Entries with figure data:

══════════════════════════════

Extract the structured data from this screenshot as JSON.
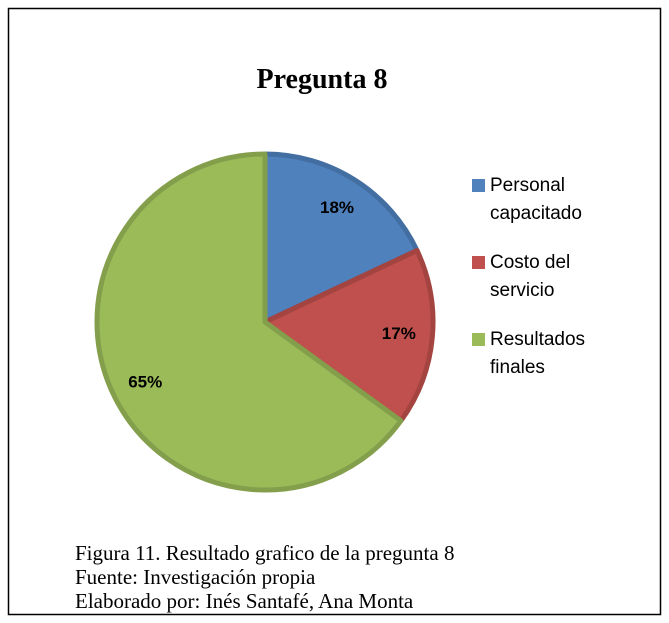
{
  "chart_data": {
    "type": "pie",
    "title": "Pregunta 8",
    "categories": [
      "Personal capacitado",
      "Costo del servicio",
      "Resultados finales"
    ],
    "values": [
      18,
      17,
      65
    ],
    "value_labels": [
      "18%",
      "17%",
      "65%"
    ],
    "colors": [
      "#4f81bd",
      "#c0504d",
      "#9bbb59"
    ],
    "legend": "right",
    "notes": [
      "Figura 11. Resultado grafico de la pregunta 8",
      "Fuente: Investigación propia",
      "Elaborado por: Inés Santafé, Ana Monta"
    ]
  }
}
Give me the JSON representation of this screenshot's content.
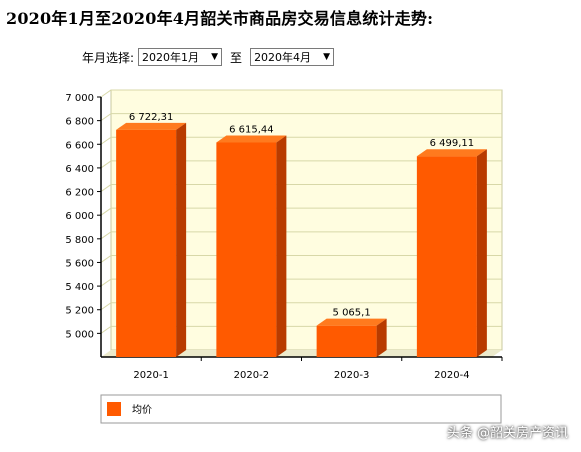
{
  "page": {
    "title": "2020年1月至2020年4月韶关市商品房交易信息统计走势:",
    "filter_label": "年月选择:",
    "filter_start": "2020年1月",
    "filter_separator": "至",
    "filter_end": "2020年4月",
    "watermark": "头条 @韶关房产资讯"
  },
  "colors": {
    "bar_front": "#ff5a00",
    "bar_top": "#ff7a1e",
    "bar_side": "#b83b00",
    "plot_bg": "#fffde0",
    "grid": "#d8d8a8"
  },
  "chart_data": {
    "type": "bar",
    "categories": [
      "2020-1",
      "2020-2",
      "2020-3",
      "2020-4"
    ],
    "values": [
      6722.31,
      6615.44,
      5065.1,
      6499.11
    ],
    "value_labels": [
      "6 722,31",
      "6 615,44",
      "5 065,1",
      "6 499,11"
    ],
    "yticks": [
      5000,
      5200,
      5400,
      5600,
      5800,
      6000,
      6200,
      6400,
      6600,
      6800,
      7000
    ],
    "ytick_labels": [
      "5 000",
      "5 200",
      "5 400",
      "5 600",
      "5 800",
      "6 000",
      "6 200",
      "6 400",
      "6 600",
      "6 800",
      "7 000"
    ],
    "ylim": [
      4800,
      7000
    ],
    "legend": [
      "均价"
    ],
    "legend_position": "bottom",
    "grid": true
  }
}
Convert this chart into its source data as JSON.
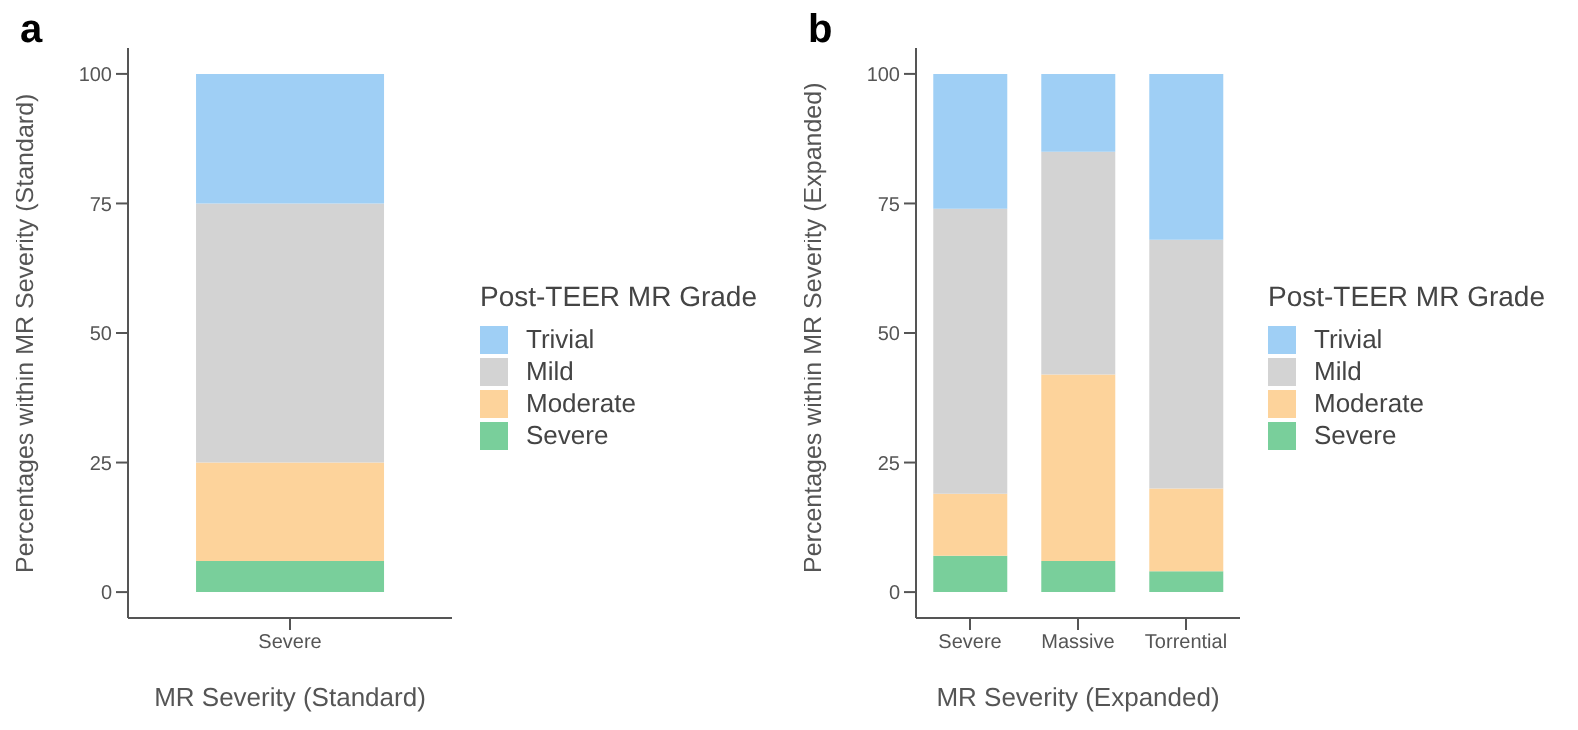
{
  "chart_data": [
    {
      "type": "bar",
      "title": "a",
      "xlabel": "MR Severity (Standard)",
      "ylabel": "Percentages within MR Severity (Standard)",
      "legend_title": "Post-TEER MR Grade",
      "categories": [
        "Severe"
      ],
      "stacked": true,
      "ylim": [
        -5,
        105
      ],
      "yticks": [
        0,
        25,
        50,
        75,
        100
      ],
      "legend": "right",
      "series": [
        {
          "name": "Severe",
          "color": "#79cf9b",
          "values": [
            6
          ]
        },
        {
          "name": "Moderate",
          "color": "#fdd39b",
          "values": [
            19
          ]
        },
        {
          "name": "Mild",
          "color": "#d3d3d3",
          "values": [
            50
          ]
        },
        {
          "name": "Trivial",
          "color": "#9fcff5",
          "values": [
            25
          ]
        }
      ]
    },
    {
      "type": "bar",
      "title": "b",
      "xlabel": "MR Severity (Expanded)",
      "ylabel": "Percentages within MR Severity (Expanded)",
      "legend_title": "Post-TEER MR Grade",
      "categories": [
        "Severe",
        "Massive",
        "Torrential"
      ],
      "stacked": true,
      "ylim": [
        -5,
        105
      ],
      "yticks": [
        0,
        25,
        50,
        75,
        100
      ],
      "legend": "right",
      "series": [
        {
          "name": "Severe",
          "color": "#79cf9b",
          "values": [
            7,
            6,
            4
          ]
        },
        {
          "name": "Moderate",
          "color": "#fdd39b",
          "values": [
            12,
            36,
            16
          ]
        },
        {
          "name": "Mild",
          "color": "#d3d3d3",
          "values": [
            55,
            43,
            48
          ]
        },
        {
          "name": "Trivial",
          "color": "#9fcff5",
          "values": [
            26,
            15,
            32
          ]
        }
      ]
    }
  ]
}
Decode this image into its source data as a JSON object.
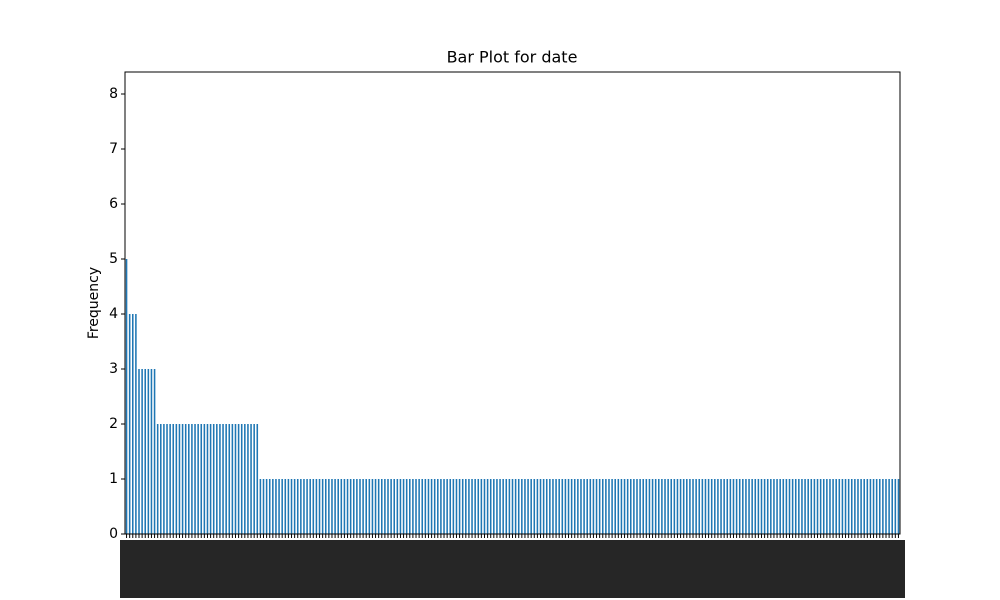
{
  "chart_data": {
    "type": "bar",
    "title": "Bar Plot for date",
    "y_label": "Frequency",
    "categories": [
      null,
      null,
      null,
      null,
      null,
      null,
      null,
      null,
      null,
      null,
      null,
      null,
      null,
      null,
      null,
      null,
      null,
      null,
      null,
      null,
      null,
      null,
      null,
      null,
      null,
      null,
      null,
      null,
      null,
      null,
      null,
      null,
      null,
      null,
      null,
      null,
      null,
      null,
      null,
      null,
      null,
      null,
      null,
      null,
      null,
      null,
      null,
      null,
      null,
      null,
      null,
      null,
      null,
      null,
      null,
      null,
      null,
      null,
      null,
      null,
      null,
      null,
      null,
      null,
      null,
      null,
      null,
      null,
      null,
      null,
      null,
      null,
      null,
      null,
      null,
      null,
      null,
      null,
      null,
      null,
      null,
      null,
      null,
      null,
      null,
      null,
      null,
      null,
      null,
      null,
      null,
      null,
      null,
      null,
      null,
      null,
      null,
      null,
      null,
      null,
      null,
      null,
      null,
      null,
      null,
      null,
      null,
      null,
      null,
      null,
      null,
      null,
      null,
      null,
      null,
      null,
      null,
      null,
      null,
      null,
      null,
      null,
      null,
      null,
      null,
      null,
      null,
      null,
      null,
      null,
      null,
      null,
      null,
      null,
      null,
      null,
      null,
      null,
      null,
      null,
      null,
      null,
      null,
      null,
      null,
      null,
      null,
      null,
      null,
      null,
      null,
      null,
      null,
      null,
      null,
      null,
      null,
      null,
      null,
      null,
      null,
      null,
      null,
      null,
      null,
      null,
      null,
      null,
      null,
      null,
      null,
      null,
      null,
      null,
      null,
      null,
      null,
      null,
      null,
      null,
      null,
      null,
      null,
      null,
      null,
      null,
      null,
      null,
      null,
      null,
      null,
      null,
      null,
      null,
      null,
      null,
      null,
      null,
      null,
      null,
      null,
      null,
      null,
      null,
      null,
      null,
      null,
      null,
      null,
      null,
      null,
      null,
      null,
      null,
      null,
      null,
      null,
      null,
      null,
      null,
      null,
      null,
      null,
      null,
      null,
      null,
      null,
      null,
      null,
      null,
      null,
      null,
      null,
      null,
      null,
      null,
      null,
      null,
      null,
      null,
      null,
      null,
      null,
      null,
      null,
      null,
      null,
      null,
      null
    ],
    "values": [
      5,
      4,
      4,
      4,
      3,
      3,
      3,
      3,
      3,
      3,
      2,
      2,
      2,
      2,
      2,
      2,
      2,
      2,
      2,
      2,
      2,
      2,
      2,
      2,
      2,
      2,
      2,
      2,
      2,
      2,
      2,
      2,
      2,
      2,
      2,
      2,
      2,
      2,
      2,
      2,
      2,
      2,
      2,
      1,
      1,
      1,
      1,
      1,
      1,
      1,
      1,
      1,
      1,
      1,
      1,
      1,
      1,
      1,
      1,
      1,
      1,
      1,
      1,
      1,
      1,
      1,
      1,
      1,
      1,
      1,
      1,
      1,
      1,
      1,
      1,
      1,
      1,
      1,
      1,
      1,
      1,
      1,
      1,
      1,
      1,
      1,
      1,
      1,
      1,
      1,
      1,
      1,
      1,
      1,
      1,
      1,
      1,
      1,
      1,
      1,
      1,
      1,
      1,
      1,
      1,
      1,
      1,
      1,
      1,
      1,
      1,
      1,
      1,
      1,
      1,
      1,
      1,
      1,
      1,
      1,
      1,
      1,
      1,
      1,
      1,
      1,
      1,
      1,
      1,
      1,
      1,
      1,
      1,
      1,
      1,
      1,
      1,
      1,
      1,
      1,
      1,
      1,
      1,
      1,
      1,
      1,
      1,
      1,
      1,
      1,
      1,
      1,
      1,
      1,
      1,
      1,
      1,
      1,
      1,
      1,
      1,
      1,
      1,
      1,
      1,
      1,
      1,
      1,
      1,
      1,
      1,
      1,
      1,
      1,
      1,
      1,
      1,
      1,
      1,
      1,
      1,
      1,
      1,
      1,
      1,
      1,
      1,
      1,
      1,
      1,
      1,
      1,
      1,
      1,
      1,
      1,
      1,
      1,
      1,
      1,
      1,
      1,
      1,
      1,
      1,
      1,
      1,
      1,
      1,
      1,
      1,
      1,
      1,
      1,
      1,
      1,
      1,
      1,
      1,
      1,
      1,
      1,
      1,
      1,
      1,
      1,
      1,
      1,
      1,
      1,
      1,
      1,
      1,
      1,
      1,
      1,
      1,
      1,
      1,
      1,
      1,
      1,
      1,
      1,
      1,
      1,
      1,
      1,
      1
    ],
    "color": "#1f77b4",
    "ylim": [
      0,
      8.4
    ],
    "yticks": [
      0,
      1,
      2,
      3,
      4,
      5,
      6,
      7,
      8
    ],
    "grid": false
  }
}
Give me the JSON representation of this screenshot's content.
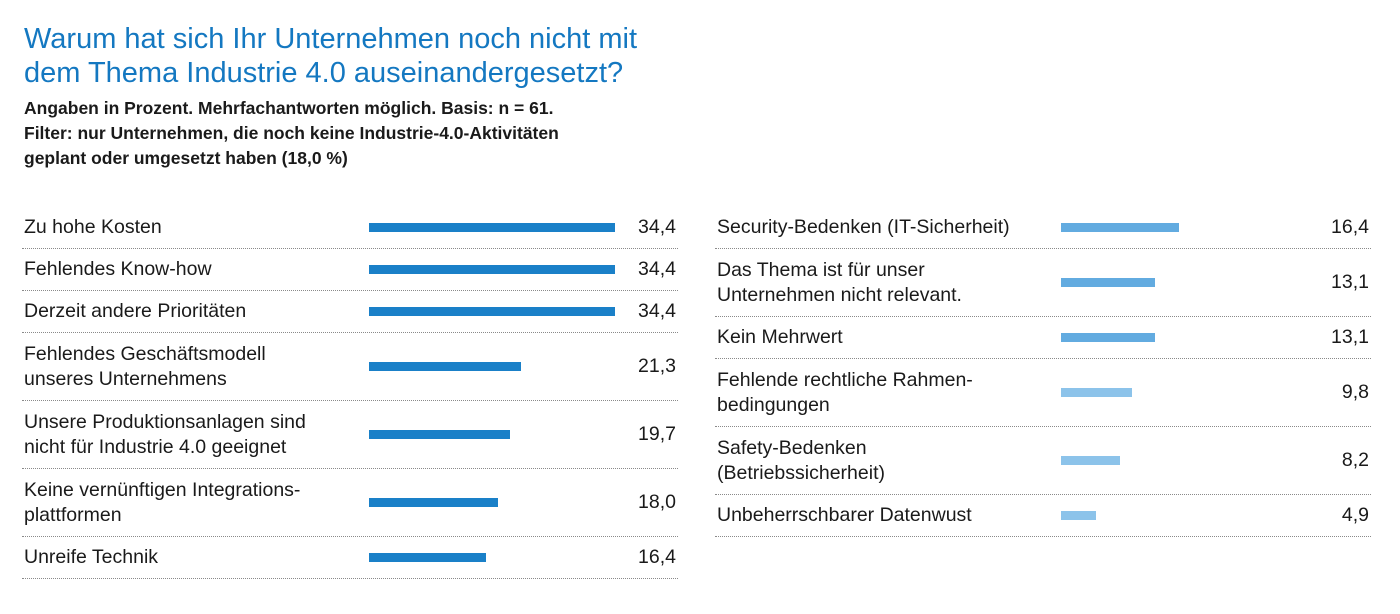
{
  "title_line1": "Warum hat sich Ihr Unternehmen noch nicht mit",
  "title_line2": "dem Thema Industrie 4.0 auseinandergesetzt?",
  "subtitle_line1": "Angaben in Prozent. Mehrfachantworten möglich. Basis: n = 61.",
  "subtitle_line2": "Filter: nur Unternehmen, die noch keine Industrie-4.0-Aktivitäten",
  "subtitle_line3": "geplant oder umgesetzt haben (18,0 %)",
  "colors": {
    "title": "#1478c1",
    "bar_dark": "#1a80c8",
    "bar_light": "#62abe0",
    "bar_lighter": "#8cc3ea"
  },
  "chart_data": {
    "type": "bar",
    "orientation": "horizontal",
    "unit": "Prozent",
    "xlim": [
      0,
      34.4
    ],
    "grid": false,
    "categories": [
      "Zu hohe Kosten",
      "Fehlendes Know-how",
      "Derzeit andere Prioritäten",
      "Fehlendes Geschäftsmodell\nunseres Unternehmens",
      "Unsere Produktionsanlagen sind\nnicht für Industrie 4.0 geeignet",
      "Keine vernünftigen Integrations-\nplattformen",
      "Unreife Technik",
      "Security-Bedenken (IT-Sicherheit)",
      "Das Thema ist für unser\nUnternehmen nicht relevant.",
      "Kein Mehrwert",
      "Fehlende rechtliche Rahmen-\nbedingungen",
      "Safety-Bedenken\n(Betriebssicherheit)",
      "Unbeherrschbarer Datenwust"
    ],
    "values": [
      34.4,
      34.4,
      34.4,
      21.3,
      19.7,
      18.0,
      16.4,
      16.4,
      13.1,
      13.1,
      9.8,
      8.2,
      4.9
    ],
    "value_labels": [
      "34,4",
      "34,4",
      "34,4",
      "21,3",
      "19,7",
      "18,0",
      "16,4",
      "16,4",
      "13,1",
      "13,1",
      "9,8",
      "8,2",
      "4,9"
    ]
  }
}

══════════════════════════════

** What is needed **
Filter the data, keeping only the lines that contain "Thema".

** Solved exercise **
  "title_line2": "dem Thema Industrie 4.0 auseinandergesetzt?",
      "Das Thema ist für unser\nUnternehmen nicht relevant.",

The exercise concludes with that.